> [Written problem 1]: In the accident report, how many gallons of Jet "A" had the refueler pumped into the right wing before he noticed smoke?

> [Source excerpt]:
++++++++++
On December 1, 1998, about 0413 eastern standard time, a Boeing 747-259B, N621FF, registered to Aerousa Inc., and operated by Tower Air Inc, received fire damage to the right wing during refueling at Miami International Airport, Miami, Florida. Visual meteorological conditions prevailed at the time. An IFR flight plan was on file, and canceled for the 14 CFR Part 121 cargo flight. The airplane was substantially damaged. The flightcrew of four, and one refueler on the ground reported no injuries. The airplane was being loaded with cargo at the time, and part of the crew was in the flight deck.

The first officer (FO) stated that the flight was originally scheduled to depart at 0100, "...but upon our arrival, no cargo had yet been loaded, and a delay of several hours was likely." The FO further said, "...both the engineer and I removed our shoes and uniform shirts and laid down in the bunk beds at the aft end of the upper deck. The aircraft APU was running for cooling. The next thing I knew was the engineer shaking me awake and saying we're on fire, get off the aircraft."

The captain said he boarded the airplane about 0245, and, "...the cargo loading process was well on its way and I got busy with determining the fuel load as there was a change and we were scheduled to go directly to GIG [Rio De Janeiro]...I cleared a couple of flight plan items with our dispatch over the phone and devoted my attention to the INS initialization procedure...suddenly we heard the Ground Crew Call signal. I answered the call and I was told: The aircraft is on Fire !!!!!!!! There was a lot of urgency in this call. Based on this information I ordered my crew to evacuate the aircraft. On my way out I pulled the APU Fire Handle, as this seemed to be the only logical conclusion of a fire without any indication of a fire in the cockpit, and placed the Battery Switch to the off position...on my way out, running down the stairs to the ramp, I saw a huge fire under the right wing of the aircraft. There were flames shooting from the fuel truck over the wing between the No. 3 and the No. 4 engines. These flames were so high and wide spread that I firmly believed that the entire airplane and fuel truck were going to explode any second...in my professional judgement it is a miracle that the fuel truck with 40,000 plus pounds and the airplane with 200,000 plus pounds of fuel on board at that time didn't explode...." All the flightcrew members exited the airplane out the L1, boarding door.

According to the refueler, he had pumped 6,000 gallons of Jet "A" into the right wing and was standing on the deck over the pump, when he noticed "white to a light gray" smoke coming from the bottom of the truck's cab, and directly under him. He tried to disconnect the upper deck hoses from the airplane, but before he could, he saw flames coming from the same area of the truck. He jumped off the deck to the ground and attempted to put out the fire with a handheld extinguisher, without success. He then called his dispatcher, and the airport fire trucks were dispatched and extinguished the fire.
++++++++++
> [Material for the task]:

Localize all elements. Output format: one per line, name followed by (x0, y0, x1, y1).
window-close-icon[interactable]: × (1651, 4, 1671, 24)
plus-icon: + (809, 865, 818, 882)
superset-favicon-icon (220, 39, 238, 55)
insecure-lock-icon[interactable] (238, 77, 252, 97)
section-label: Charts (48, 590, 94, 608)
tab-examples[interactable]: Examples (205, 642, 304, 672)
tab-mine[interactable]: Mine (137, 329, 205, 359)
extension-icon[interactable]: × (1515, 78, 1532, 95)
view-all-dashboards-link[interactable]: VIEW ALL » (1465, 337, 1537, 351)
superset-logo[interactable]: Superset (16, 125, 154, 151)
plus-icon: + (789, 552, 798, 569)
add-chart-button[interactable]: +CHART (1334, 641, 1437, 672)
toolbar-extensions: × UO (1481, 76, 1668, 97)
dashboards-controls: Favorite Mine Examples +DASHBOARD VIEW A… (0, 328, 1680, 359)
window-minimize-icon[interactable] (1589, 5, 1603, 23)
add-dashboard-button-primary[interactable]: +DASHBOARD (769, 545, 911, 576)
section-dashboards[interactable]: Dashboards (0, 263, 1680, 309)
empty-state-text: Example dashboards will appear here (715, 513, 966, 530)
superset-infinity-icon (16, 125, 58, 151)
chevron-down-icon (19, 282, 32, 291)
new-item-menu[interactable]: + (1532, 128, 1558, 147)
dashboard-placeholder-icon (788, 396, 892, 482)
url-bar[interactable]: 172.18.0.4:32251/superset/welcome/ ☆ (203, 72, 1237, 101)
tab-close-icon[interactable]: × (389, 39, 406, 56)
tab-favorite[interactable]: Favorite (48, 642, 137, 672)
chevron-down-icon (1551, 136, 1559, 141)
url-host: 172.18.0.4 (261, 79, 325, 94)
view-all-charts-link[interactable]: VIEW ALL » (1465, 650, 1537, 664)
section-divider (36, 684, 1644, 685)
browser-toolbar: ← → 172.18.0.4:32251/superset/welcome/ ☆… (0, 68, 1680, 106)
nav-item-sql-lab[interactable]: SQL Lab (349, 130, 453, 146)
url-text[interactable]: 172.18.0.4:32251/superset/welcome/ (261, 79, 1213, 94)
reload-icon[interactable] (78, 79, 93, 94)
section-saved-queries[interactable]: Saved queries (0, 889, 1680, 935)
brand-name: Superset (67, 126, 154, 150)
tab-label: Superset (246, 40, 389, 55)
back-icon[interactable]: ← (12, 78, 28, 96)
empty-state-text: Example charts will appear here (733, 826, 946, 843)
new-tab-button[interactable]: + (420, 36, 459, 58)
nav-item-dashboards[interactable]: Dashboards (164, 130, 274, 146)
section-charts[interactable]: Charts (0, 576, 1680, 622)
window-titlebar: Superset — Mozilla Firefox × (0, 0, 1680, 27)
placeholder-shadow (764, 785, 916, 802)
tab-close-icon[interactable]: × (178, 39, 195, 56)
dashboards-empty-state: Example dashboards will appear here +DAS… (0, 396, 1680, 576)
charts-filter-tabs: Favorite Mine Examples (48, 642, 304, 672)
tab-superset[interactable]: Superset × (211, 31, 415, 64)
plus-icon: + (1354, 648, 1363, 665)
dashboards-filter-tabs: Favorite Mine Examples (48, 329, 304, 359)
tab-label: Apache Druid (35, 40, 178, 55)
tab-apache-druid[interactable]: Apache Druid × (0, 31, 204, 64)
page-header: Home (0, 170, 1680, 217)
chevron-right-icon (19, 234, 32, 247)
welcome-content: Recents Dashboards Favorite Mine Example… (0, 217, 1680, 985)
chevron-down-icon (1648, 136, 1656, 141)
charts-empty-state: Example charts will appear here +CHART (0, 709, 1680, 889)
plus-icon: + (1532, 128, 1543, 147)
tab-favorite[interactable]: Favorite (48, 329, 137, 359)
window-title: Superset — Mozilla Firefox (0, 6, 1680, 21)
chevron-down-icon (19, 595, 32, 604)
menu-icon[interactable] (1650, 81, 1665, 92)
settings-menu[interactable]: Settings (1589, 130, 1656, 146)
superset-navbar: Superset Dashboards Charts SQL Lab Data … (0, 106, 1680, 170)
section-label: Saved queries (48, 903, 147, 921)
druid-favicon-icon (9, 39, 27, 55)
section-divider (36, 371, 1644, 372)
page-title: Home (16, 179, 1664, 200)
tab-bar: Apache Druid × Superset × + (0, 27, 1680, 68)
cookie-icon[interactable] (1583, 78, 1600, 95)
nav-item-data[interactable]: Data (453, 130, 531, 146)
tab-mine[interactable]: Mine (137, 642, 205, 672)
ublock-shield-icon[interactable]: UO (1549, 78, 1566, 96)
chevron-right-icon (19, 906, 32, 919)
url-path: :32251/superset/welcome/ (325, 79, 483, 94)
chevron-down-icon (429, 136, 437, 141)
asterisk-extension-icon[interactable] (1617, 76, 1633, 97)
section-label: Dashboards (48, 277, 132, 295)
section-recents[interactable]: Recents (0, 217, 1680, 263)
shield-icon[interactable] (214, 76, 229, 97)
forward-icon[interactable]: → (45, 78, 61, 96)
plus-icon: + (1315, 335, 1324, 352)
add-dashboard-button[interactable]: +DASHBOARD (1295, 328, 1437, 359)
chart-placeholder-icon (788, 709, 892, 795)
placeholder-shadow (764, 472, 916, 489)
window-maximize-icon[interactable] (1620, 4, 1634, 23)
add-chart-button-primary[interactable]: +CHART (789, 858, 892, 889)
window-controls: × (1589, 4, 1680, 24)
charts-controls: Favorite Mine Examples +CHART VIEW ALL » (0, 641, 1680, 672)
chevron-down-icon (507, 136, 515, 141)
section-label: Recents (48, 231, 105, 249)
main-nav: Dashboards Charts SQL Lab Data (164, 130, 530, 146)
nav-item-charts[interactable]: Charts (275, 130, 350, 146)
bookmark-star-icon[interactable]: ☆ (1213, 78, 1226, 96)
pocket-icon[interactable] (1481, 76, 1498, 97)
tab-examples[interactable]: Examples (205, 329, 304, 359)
++++++++++
> [Written problem 2]: Please copy the entries verbatim, starting at their first line and ending with the line that contains "url-bar[interactable]: 172.18.0.4:32251/superset/welcome/ ☆", with both of those lines included.

> [Written response 1]: 6,000 gallons.

> [Written response 2]:
Localize all elements. Output format: one per line, name followed by (x0, y0, x1, y1).
window-close-icon[interactable]: × (1651, 4, 1671, 24)
plus-icon: + (809, 865, 818, 882)
superset-favicon-icon (220, 39, 238, 55)
insecure-lock-icon[interactable] (238, 77, 252, 97)
section-label: Charts (48, 590, 94, 608)
tab-examples[interactable]: Examples (205, 642, 304, 672)
tab-mine[interactable]: Mine (137, 329, 205, 359)
extension-icon[interactable]: × (1515, 78, 1532, 95)
view-all-dashboards-link[interactable]: VIEW ALL » (1465, 337, 1537, 351)
superset-logo[interactable]: Superset (16, 125, 154, 151)
plus-icon: + (789, 552, 798, 569)
add-chart-button[interactable]: +CHART (1334, 641, 1437, 672)
toolbar-extensions: × UO (1481, 76, 1668, 97)
dashboards-controls: Favorite Mine Examples +DASHBOARD VIEW A… (0, 328, 1680, 359)
window-minimize-icon[interactable] (1589, 5, 1603, 23)
add-dashboard-button-primary[interactable]: +DASHBOARD (769, 545, 911, 576)
section-dashboards[interactable]: Dashboards (0, 263, 1680, 309)
empty-state-text: Example dashboards will appear here (715, 513, 966, 530)
superset-infinity-icon (16, 125, 58, 151)
chevron-down-icon (19, 282, 32, 291)
new-item-menu[interactable]: + (1532, 128, 1558, 147)
dashboard-placeholder-icon (788, 396, 892, 482)
url-bar[interactable]: 172.18.0.4:32251/superset/welcome/ ☆ (203, 72, 1237, 101)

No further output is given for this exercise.